Information supplied -
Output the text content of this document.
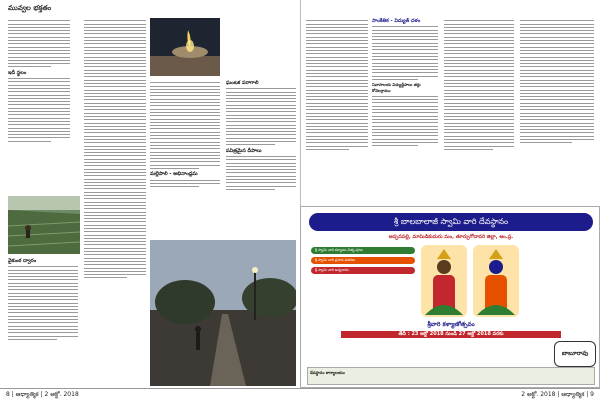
మువ్వల భక్తతం
ఇదీ స్థలం
వైకుంఠ ద్వారం
మల్లెపాలి - అభినాంధ్రమ
ఘంటక పరాగాలి
పవిత్రమైన దీపాలు
సాంకేతిక - విద్యుత్ దళం
నివాసాలయ విద్యుద్దీపాలు తర్లు కోవెలగ్రామం
శ్రీ బాలబాలాజీ స్వామి వారి దేవస్థానం
అప్పనపల్లి, మామిడికుదురు మం, తూర్పుగోదావరి జిల్లా, ఆం.ప్ర.
శ్రీ స్వామి వారి కళ్యాణం నిత్య పూజ
శ్రీ స్వామి వారి ప్రసాద వితరణ
శ్రీ స్వామి వారి అన్నదానం
శ్రీవారి కళ్యాణోత్సవం
తేదీ : 23 అక్టో 2018 నుండి 27 అక్టో 2018 వరకు
బాబూరావు
దేవస్థానం కార్యాలయం
8 | ఆధ్యాత్మిక | 2 అక్టో. 2018	2 అక్టో. 2018 | ఆధ్యాత్మిక | 9
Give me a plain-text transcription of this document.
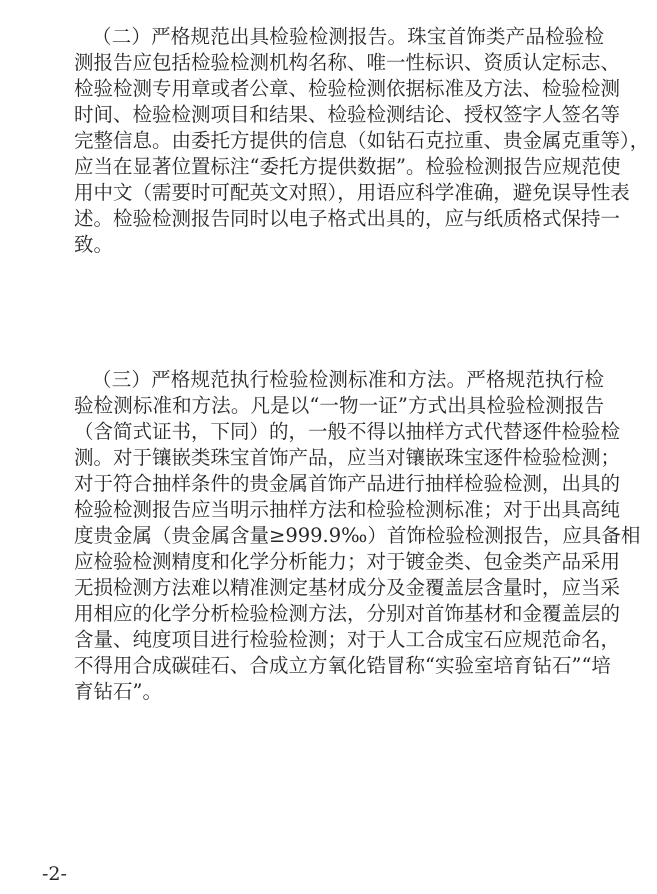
（二）严格规范出具检验检测报告。珠宝首饰类产品检验检

测报告应包括检验检测机构名称、唯一性标识、资质认定标志、

检验检测专用章或者公章、检验检测依据标准及方法、检验检测

时间、检验检测项目和结果、检验检测结论、授权签字人签名等

完整信息。由委托方提供的信息（如钻石克拉重、贵金属克重等），

应当在显著位置标注“委托方提供数据”。检验检测报告应规范使

用中文（需要时可配英文对照），用语应科学准确，避免误导性表

述。检验检测报告同时以电子格式出具的，应与纸质格式保持一

致。

（三）严格规范执行检验检测标准和方法。严格规范执行检

验检测标准和方法。凡是以“一物一证”方式出具检验检测报告

（含简式证书，下同）的，一般不得以抽样方式代替逐件检验检

测。对于镶嵌类珠宝首饰产品，应当对镶嵌珠宝逐件检验检测；

对于符合抽样条件的贵金属首饰产品进行抽样检验检测，出具的

检验检测报告应当明示抽样方法和检验检测标准；对于出具高纯

度贵金属（贵金属含量≥999.9‰）首饰检验检测报告，应具备相

应检验检测精度和化学分析能力；对于镀金类、包金类产品采用

无损检测方法难以精准测定基材成分及金覆盖层含量时，应当采

用相应的化学分析检验检测方法，分别对首饰基材和金覆盖层的

含量、纯度项目进行检验检测；对于人工合成宝石应规范命名，

不得用合成碳硅石、合成立方氧化锆冒称“实验室培育钻石”“培

育钻石”。

-2-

Problem to solve - Copy all lines above containing the string "document".

Answer for the task -
Output the text content of this document.
Give me a plain-text transcription of this document.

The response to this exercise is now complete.